Material:
═══

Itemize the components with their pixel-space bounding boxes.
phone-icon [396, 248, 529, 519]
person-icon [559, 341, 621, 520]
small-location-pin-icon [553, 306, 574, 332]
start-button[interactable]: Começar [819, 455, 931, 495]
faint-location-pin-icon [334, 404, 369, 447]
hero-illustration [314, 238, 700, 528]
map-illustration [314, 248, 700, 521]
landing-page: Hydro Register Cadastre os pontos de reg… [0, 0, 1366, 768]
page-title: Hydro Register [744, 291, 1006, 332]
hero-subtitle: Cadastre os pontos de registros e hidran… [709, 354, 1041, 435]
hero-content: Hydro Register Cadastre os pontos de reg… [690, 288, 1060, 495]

═══

Goal of the exercise:
Extract each line of the items above that contains the string "Hydro", treating uppercase and lowercase letters as distinct.

Full output:
landing-page: Hydro Register Cadastre os pontos de reg… [0, 0, 1366, 768]
page-title: Hydro Register [744, 291, 1006, 332]
hero-content: Hydro Register Cadastre os pontos de reg… [690, 288, 1060, 495]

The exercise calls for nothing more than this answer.